### [To be done]
Write out every entry exactly as given, but omit the pictures.

### [Given data]
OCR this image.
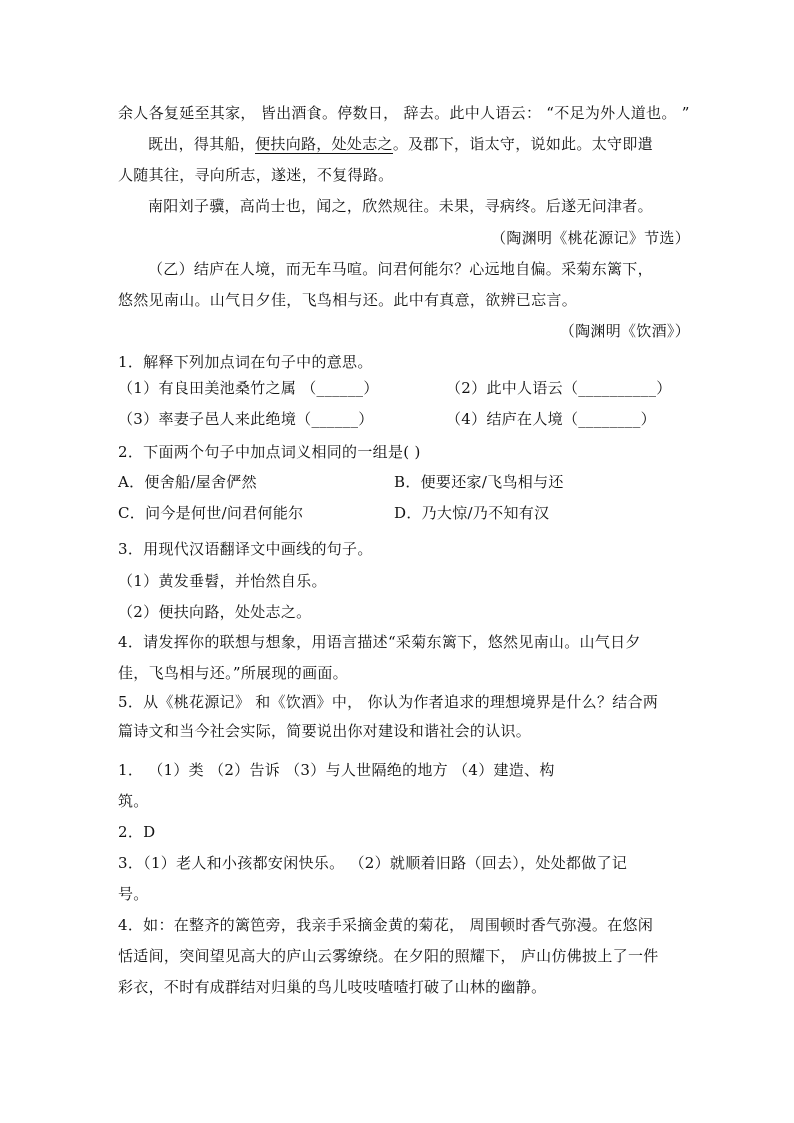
余人各复延至其家， 皆出酒食。停数日， 辞去。此中人语云： “不足为外人道也。 ”
既出，得其船，便扶向路，处处志之。及郡下，诣太守，说如此。太守即遣
人随其往，寻向所志，遂迷，不复得路。
南阳刘子骥，高尚士也，闻之，欣然规往。未果，寻病终。后遂无问津者。
（陶渊明《桃花源记》节选）
（乙）结庐在人境，而无车马喧。问君何能尔？心远地自偏。采菊东篱下，
悠然见南山。山气日夕佳，飞鸟相与还。此中有真意，欲辨已忘言。
（陶渊明《饮酒》）
1．解释下列加点词在句子中的意思。
（1）有良田美池桑竹之属 （______）	（2）此中人语云（__________）
（3）率妻子邑人来此绝境（______）	（4）结庐在人境（________）
2．下面两个句子中加点词义相同的一组是( )
A．便舍船/屋舍俨然	B．便要还家/飞鸟相与还
C．问今是何世/问君何能尔	D．乃大惊/乃不知有汉
3．用现代汉语翻译文中画线的句子。
（1）黄发垂髫，并怡然自乐。
（2）便扶向路，处处志之。
4．请发挥你的联想与想象，用语言描述“采菊东篱下，悠然见南山。山气日夕
佳，飞鸟相与还。”所展现的画面。
5．从《桃花源记》 和《饮酒》中， 你认为作者追求的理想境界是什么？结合两
篇诗文和当今社会实际，简要说出你对建设和谐社会的认识。
1． （1）类 （2）告诉 （3）与人世隔绝的地方 （4）建造、构
筑。
2．D
3．（1）老人和小孩都安闲快乐。 （2）就顺着旧路（回去），处处都做了记
号。
4．如：在整齐的篱笆旁，我亲手采摘金黄的菊花， 周围顿时香气弥漫。在悠闲
恬适间，突间望见高大的庐山云雾缭绕。在夕阳的照耀下， 庐山仿佛披上了一件
彩衣，不时有成群结对归巢的鸟儿吱吱喳喳打破了山林的幽静。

### [Problem solution]
OCR this image.
余人各复延至其家， 皆出酒食。停数日， 辞去。此中人语云： “不足为外人道也。 ”
既出，得其船，便扶向路，处处志之。及郡下，诣太守，说如此。太守即遣
人随其往，寻向所志，遂迷，不复得路。
南阳刘子骥，高尚士也，闻之，欣然规往。未果，寻病终。后遂无问津者。
（陶渊明《桃花源记》节选）
（乙）结庐在人境，而无车马喧。问君何能尔？心远地自偏。采菊东篱下，
悠然见南山。山气日夕佳，飞鸟相与还。此中有真意，欲辨已忘言。
（陶渊明《饮酒》）
1．解释下列加点词在句子中的意思。
（1）有良田美池桑竹之属 （______）	（2）此中人语云（__________）
（3）率妻子邑人来此绝境（______）	（4）结庐在人境（________）
2．下面两个句子中加点词义相同的一组是( )
A．便舍船/屋舍俨然	B．便要还家/飞鸟相与还
C．问今是何世/问君何能尔	D．乃大惊/乃不知有汉
3．用现代汉语翻译文中画线的句子。
（1）黄发垂髫，并怡然自乐。
（2）便扶向路，处处志之。
4．请发挥你的联想与想象，用语言描述“采菊东篱下，悠然见南山。山气日夕
佳，飞鸟相与还。”所展现的画面。
5．从《桃花源记》 和《饮酒》中， 你认为作者追求的理想境界是什么？结合两
篇诗文和当今社会实际，简要说出你对建设和谐社会的认识。
1． （1）类 （2）告诉 （3）与人世隔绝的地方 （4）建造、构
筑。
2．D
3．（1）老人和小孩都安闲快乐。 （2）就顺着旧路（回去），处处都做了记
号。
4．如：在整齐的篱笆旁，我亲手采摘金黄的菊花， 周围顿时香气弥漫。在悠闲
恬适间，突间望见高大的庐山云雾缭绕。在夕阳的照耀下， 庐山仿佛披上了一件
彩衣，不时有成群结对归巢的鸟儿吱吱喳喳打破了山林的幽静。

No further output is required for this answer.